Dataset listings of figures
'''
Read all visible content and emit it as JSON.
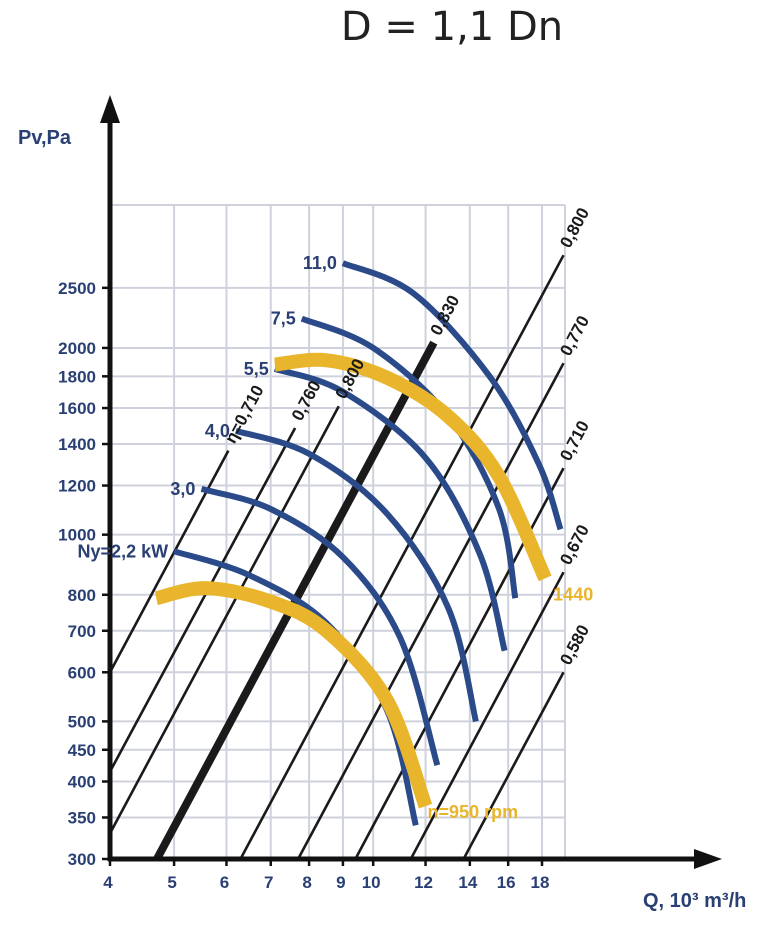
{
  "chart_data": {
    "type": "line",
    "title": "D = 1,1 Dn",
    "xlabel": "Q, 10³ m³/h",
    "ylabel": "Pv,Pa",
    "x_scale": "log",
    "y_scale": "log",
    "xlim": [
      4,
      19.5
    ],
    "ylim": [
      300,
      3400
    ],
    "x_ticks": [
      4,
      5,
      6,
      7,
      8,
      9,
      10,
      12,
      14,
      16,
      18
    ],
    "x_tick_labels": [
      "4",
      "5",
      "6",
      "7",
      "8",
      "9",
      "10",
      "12",
      "14",
      "16",
      "18"
    ],
    "y_ticks": [
      300,
      350,
      400,
      450,
      500,
      600,
      700,
      800,
      1000,
      1200,
      1400,
      1600,
      1800,
      2000,
      2500
    ],
    "y_tick_labels": [
      "300",
      "350",
      "400",
      "450",
      "500",
      "600",
      "700",
      "800",
      "1000",
      "1200",
      "1400",
      "1600",
      "1800",
      "2000",
      "2500"
    ],
    "grid": true,
    "efficiency_lines": [
      {
        "label": "η=0,710",
        "points": [
          [
            4.0,
            600
          ],
          [
            6.04,
            1366
          ]
        ],
        "bold": false
      },
      {
        "label": "0,760",
        "points": [
          [
            4.0,
            415
          ],
          [
            7.62,
            1486
          ]
        ],
        "bold": false
      },
      {
        "label": "0,800",
        "points": [
          [
            4.0,
            330
          ],
          [
            8.87,
            1611
          ]
        ],
        "bold": false
      },
      {
        "label": "0,830",
        "points": [
          [
            4.71,
            300
          ],
          [
            12.35,
            2040
          ]
        ],
        "bold": true
      },
      {
        "label": "0,800",
        "points": [
          [
            6.3,
            300
          ],
          [
            19.4,
            2822
          ]
        ],
        "bold": false
      },
      {
        "label": "0,770",
        "points": [
          [
            7.7,
            300
          ],
          [
            19.4,
            1890
          ]
        ],
        "bold": false
      },
      {
        "label": "0,710",
        "points": [
          [
            9.4,
            300
          ],
          [
            19.4,
            1280
          ]
        ],
        "bold": false
      },
      {
        "label": "0,670",
        "points": [
          [
            11.4,
            300
          ],
          [
            19.4,
            870
          ]
        ],
        "bold": false
      },
      {
        "label": "0,580",
        "points": [
          [
            13.7,
            300
          ],
          [
            19.4,
            600
          ]
        ],
        "bold": false
      }
    ],
    "efficiency_top_labels": [
      "η=0,710",
      "0,760",
      "0,800",
      "0,830",
      "0,800",
      "0,770",
      "0,710",
      "0,670",
      "0,580"
    ],
    "power_curves": [
      {
        "label": "Ny=2,2 kW",
        "points": [
          [
            5.0,
            940
          ],
          [
            6.5,
            860
          ],
          [
            8.5,
            720
          ],
          [
            10.5,
            520
          ],
          [
            11.6,
            340
          ]
        ]
      },
      {
        "label": "3,0",
        "points": [
          [
            5.5,
            1185
          ],
          [
            7.0,
            1100
          ],
          [
            9.0,
            920
          ],
          [
            11.0,
            680
          ],
          [
            12.5,
            425
          ]
        ]
      },
      {
        "label": "4,0",
        "points": [
          [
            6.2,
            1470
          ],
          [
            8.0,
            1350
          ],
          [
            10.5,
            1080
          ],
          [
            13.0,
            760
          ],
          [
            14.3,
            500
          ]
        ]
      },
      {
        "label": "5,5",
        "points": [
          [
            7.1,
            1850
          ],
          [
            9.0,
            1700
          ],
          [
            12.0,
            1330
          ],
          [
            14.5,
            930
          ],
          [
            15.8,
            650
          ]
        ]
      },
      {
        "label": "7,5",
        "points": [
          [
            7.8,
            2230
          ],
          [
            10.0,
            2000
          ],
          [
            13.0,
            1550
          ],
          [
            15.5,
            1100
          ],
          [
            16.4,
            790
          ]
        ]
      },
      {
        "label": "11,0",
        "points": [
          [
            9.0,
            2740
          ],
          [
            11.5,
            2450
          ],
          [
            15.0,
            1800
          ],
          [
            17.8,
            1300
          ],
          [
            19.2,
            1020
          ]
        ]
      }
    ],
    "speed_curves": [
      {
        "label": "n=950 rpm",
        "points": [
          [
            4.7,
            790
          ],
          [
            5.6,
            820
          ],
          [
            7.0,
            780
          ],
          [
            8.5,
            700
          ],
          [
            10.5,
            540
          ],
          [
            12.0,
            365
          ]
        ]
      },
      {
        "label": "1440",
        "points": [
          [
            7.1,
            1880
          ],
          [
            8.5,
            1910
          ],
          [
            10.5,
            1790
          ],
          [
            13.0,
            1550
          ],
          [
            15.5,
            1240
          ],
          [
            18.2,
            850
          ]
        ]
      }
    ],
    "colors": {
      "power_curve": "#2a4a8a",
      "speed_curve": "#e8b52c",
      "efficiency_line": "#1a1a1a",
      "grid": "#cfd2dc",
      "axis": "#111111",
      "tick_text": "#2a3f73"
    }
  }
}
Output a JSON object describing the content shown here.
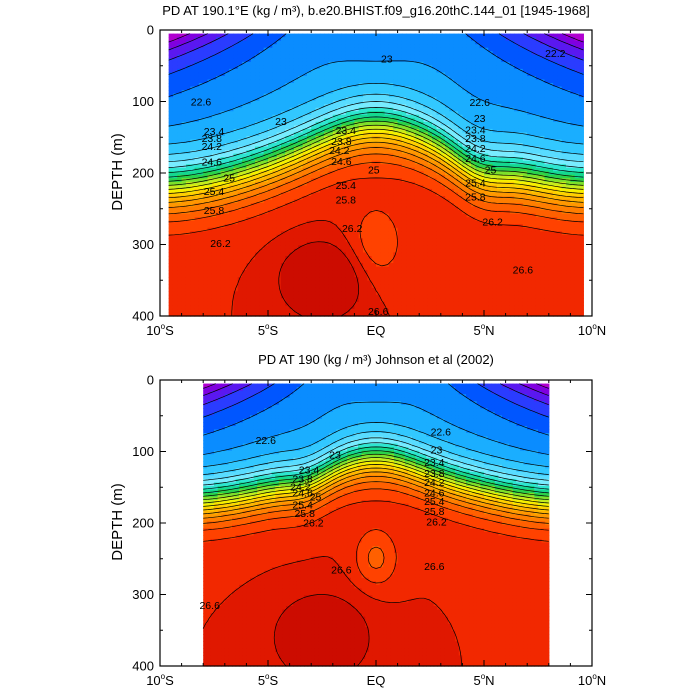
'''
*WHAT NEEDS TO BE DONE:*
Print all the records again exactly; do not include any picture.

*OUTPUT FOR THIS TASK:*
Read all visible content and emit it as JSON.
{
  "chart_data": {
    "type": "line",
    "title": "D = 1,1 Dn",
    "xlabel": "Q, 10³ m³/h",
    "ylabel": "Pv,Pa",
    "x_scale": "log",
    "y_scale": "log",
    "xlim": [
      4,
      19.5
    ],
    "ylim": [
      300,
      3400
    ],
    "x_ticks": [
      4,
      5,
      6,
      7,
      8,
      9,
      10,
      12,
      14,
      16,
      18
    ],
    "x_tick_labels": [
      "4",
      "5",
      "6",
      "7",
      "8",
      "9",
      "10",
      "12",
      "14",
      "16",
      "18"
    ],
    "y_ticks": [
      300,
      350,
      400,
      450,
      500,
      600,
      700,
      800,
      1000,
      1200,
      1400,
      1600,
      1800,
      2000,
      2500
    ],
    "y_tick_labels": [
      "300",
      "350",
      "400",
      "450",
      "500",
      "600",
      "700",
      "800",
      "1000",
      "1200",
      "1400",
      "1600",
      "1800",
      "2000",
      "2500"
    ],
    "grid": true,
    "efficiency_lines": [
      {
        "label": "η=0,710",
        "points": [
          [
            4.0,
            600
          ],
          [
            6.04,
            1366
          ]
        ],
        "bold": false
      },
      {
        "label": "0,760",
        "points": [
          [
            4.0,
            415
          ],
          [
            7.62,
            1486
          ]
        ],
        "bold": false
      },
      {
        "label": "0,800",
        "points": [
          [
            4.0,
            330
          ],
          [
            8.87,
            1611
          ]
        ],
        "bold": false
      },
      {
        "label": "0,830",
        "points": [
          [
            4.71,
            300
          ],
          [
            12.35,
            2040
          ]
        ],
        "bold": true
      },
      {
        "label": "0,800",
        "points": [
          [
            6.3,
            300
          ],
          [
            19.4,
            2822
          ]
        ],
        "bold": false
      },
      {
        "label": "0,770",
        "points": [
          [
            7.7,
            300
          ],
          [
            19.4,
            1890
          ]
        ],
        "bold": false
      },
      {
        "label": "0,710",
        "points": [
          [
            9.4,
            300
          ],
          [
            19.4,
            1280
          ]
        ],
        "bold": false
      },
      {
        "label": "0,670",
        "points": [
          [
            11.4,
            300
          ],
          [
            19.4,
            870
          ]
        ],
        "bold": false
      },
      {
        "label": "0,580",
        "points": [
          [
            13.7,
            300
          ],
          [
            19.4,
            600
          ]
        ],
        "bold": false
      }
    ],
    "efficiency_top_labels": [
      "η=0,710",
      "0,760",
      "0,800",
      "0,830",
      "0,800",
      "0,770",
      "0,710",
      "0,670",
      "0,580"
    ],
    "power_curves": [
      {
        "label": "Ny=2,2 kW",
        "points": [
          [
            5.0,
            940
          ],
          [
            6.5,
            860
          ],
          [
            8.5,
            720
          ],
          [
            10.5,
            520
          ],
          [
            11.6,
            340
          ]
        ]
      },
      {
        "label": "3,0",
        "points": [
          [
            5.5,
            1185
          ],
          [
            7.0,
            1100
          ],
          [
            9.0,
            920
          ],
          [
            11.0,
            680
          ],
          [
            12.5,
            425
          ]
        ]
      },
      {
        "label": "4,0",
        "points": [
          [
            6.2,
            1470
          ],
          [
            8.0,
            1350
          ],
          [
            10.5,
            1080
          ],
          [
            13.0,
            760
          ],
          [
            14.3,
            500
          ]
        ]
      },
      {
        "label": "5,5",
        "points": [
          [
            7.1,
            1850
          ],
          [
            9.0,
            1700
          ],
          [
            12.0,
            1330
          ],
          [
            14.5,
            930
          ],
          [
            15.8,
            650
          ]
        ]
      },
      {
        "label": "7,5",
        "points": [
          [
            7.8,
            2230
          ],
          [
            10.0,
            2000
          ],
          [
            13.0,
            1550
          ],
          [
            15.5,
            1100
          ],
          [
            16.4,
            790
          ]
        ]
      },
      {
        "label": "11,0",
        "points": [
          [
            9.0,
            2740
          ],
          [
            11.5,
            2450
          ],
          [
            15.0,
            1800
          ],
          [
            17.8,
            1300
          ],
          [
            19.2,
            1020
          ]
        ]
      }
    ],
    "speed_curves": [
      {
        "label": "n=950 rpm",
        "points": [
          [
            4.7,
            790
          ],
          [
            5.6,
            820
          ],
          [
            7.0,
            780
          ],
          [
            8.5,
            700
          ],
          [
            10.5,
            540
          ],
          [
            12.0,
            365
          ]
        ]
      },
      {
        "label": "1440",
        "points": [
          [
            7.1,
            1880
          ],
          [
            8.5,
            1910
          ],
          [
            10.5,
            1790
          ],
          [
            13.0,
            1550
          ],
          [
            15.5,
            1240
          ],
          [
            18.2,
            850
          ]
        ]
      }
    ],
    "colors": {
      "power_curve": "#2a4a8a",
      "speed_curve": "#e8b52c",
      "efficiency_line": "#1a1a1a",
      "grid": "#cfd2dc",
      "axis": "#111111",
      "tick_text": "#2a3f73"
    }
  }
}
Output a JSON object describing the content shown here.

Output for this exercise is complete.